CHALLENGE: Go through the material and write it all out exactly, minus the pictures.

>> Begin DATASET ENTRIES

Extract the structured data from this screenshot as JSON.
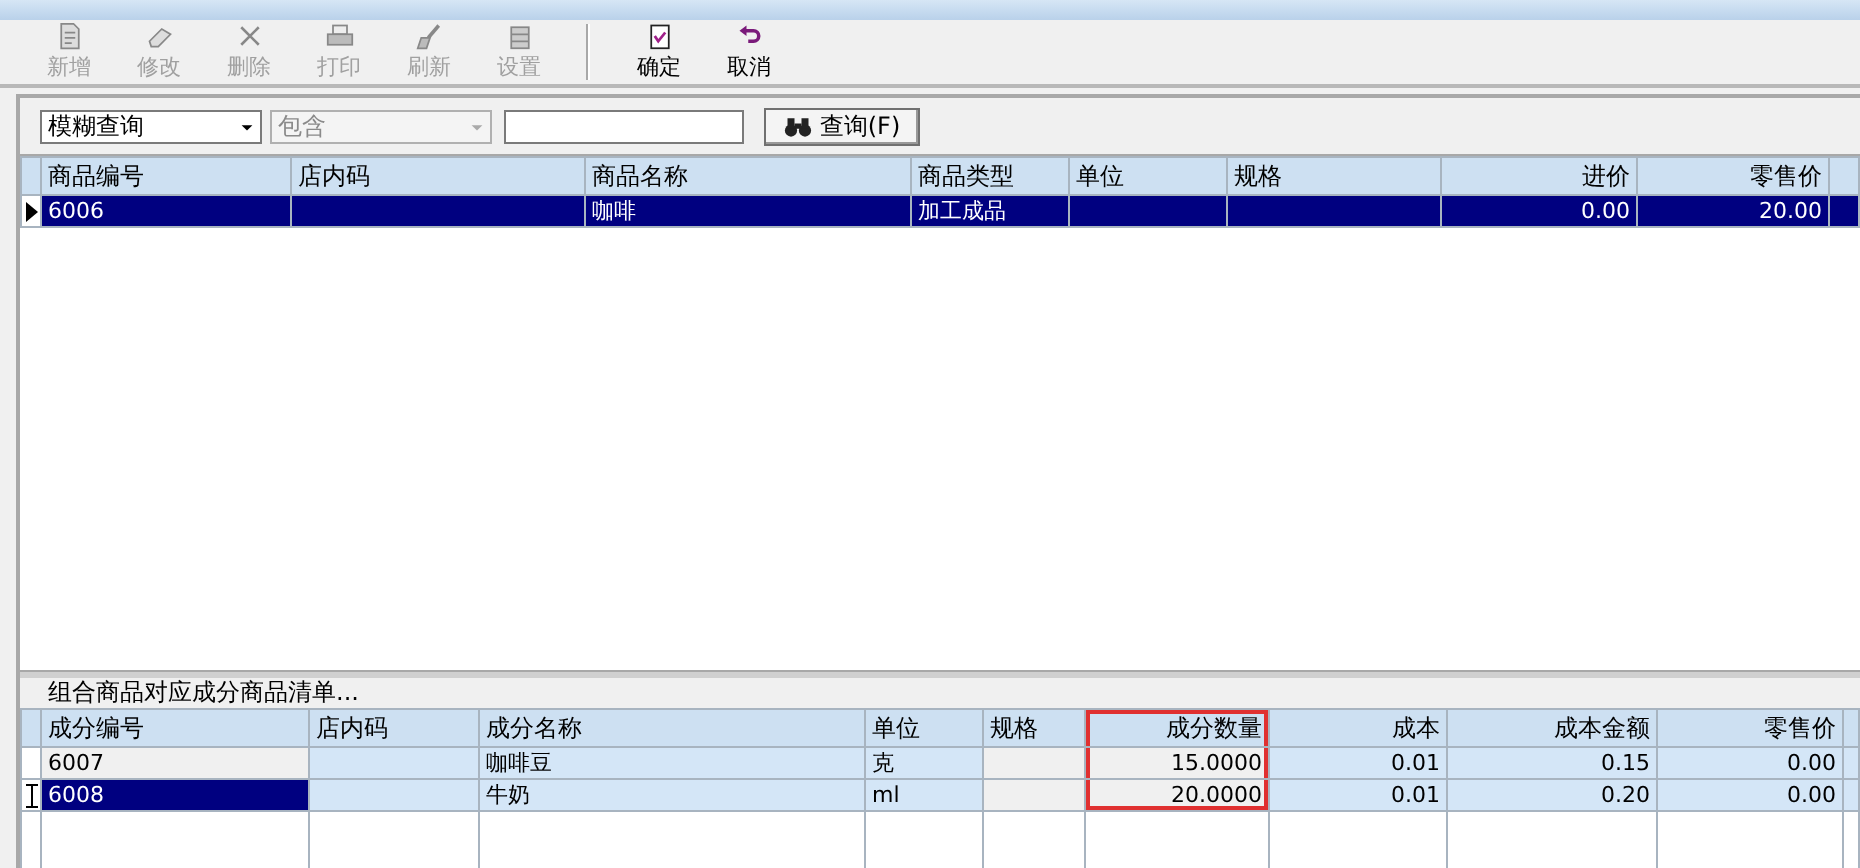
{
  "toolbar": [
    {
      "kind": "new",
      "label": "新增",
      "disabled": true
    },
    {
      "kind": "edit",
      "label": "修改",
      "disabled": true
    },
    {
      "kind": "delete",
      "label": "删除",
      "disabled": true
    },
    {
      "kind": "print",
      "label": "打印",
      "disabled": true
    },
    {
      "kind": "refresh",
      "label": "刷新",
      "disabled": true
    },
    {
      "kind": "settings",
      "label": "设置",
      "disabled": true
    },
    {
      "kind": "separator"
    },
    {
      "kind": "confirm",
      "label": "确定",
      "disabled": false
    },
    {
      "kind": "cancel",
      "label": "取消",
      "disabled": false
    }
  ],
  "filter": {
    "mode": "模糊查询",
    "match": "包含",
    "match_disabled": true,
    "search_button": "查询(F)"
  },
  "products": {
    "columns": [
      "商品编号",
      "店内码",
      "商品名称",
      "商品类型",
      "单位",
      "规格",
      "进价",
      "零售价"
    ],
    "rows": [
      {
        "selected": true,
        "cells": [
          "6006",
          null,
          "咖啡",
          "加工成品",
          null,
          null,
          "0.00",
          "20.00"
        ]
      }
    ]
  },
  "components": {
    "caption": "组合商品对应成分商品清单...",
    "columns": [
      {
        "label": "成分编号",
        "highlighted": false
      },
      {
        "label": "店内码",
        "highlighted": false
      },
      {
        "label": "成分名称",
        "highlighted": false
      },
      {
        "label": "单位",
        "highlighted": false
      },
      {
        "label": "规格",
        "highlighted": false
      },
      {
        "label": "成分数量",
        "highlighted": true
      },
      {
        "label": "成本",
        "highlighted": false
      },
      {
        "label": "成本金额",
        "highlighted": false
      },
      {
        "label": "零售价",
        "highlighted": false
      }
    ],
    "rows": [
      {
        "current": false,
        "cells": [
          "6007",
          null,
          "咖啡豆",
          "克",
          null,
          "15.0000",
          "0.01",
          "0.15",
          "0.00"
        ]
      },
      {
        "current": true,
        "cells": [
          "6008",
          null,
          "牛奶",
          "ml",
          null,
          "20.0000",
          "0.01",
          "0.20",
          "0.00"
        ]
      }
    ]
  }
}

>> End DATASET ENTRIES

RESPONSE:
Extract the structured data from this screenshot as JSON.
{
  "toolbar": [
    {
      "kind": "new",
      "label": "新增",
      "disabled": true
    },
    {
      "kind": "edit",
      "label": "修改",
      "disabled": true
    },
    {
      "kind": "delete",
      "label": "删除",
      "disabled": true
    },
    {
      "kind": "print",
      "label": "打印",
      "disabled": true
    },
    {
      "kind": "refresh",
      "label": "刷新",
      "disabled": true
    },
    {
      "kind": "settings",
      "label": "设置",
      "disabled": true
    },
    {
      "kind": "separator"
    },
    {
      "kind": "confirm",
      "label": "确定",
      "disabled": false
    },
    {
      "kind": "cancel",
      "label": "取消",
      "disabled": false
    }
  ],
  "filter": {
    "mode": "模糊查询",
    "match": "包含",
    "match_disabled": true,
    "search_button": "查询(F)"
  },
  "products": {
    "columns": [
      "商品编号",
      "店内码",
      "商品名称",
      "商品类型",
      "单位",
      "规格",
      "进价",
      "零售价"
    ],
    "rows": [
      {
        "selected": true,
        "cells": [
          "6006",
          null,
          "咖啡",
          "加工成品",
          null,
          null,
          "0.00",
          "20.00"
        ]
      }
    ]
  },
  "components": {
    "caption": "组合商品对应成分商品清单...",
    "columns": [
      {
        "label": "成分编号",
        "highlighted": false
      },
      {
        "label": "店内码",
        "highlighted": false
      },
      {
        "label": "成分名称",
        "highlighted": false
      },
      {
        "label": "单位",
        "highlighted": false
      },
      {
        "label": "规格",
        "highlighted": false
      },
      {
        "label": "成分数量",
        "highlighted": true
      },
      {
        "label": "成本",
        "highlighted": false
      },
      {
        "label": "成本金额",
        "highlighted": false
      },
      {
        "label": "零售价",
        "highlighted": false
      }
    ],
    "rows": [
      {
        "current": false,
        "cells": [
          "6007",
          null,
          "咖啡豆",
          "克",
          null,
          "15.0000",
          "0.01",
          "0.15",
          "0.00"
        ]
      },
      {
        "current": true,
        "cells": [
          "6008",
          null,
          "牛奶",
          "ml",
          null,
          "20.0000",
          "0.01",
          "0.20",
          "0.00"
        ]
      }
    ]
  }
}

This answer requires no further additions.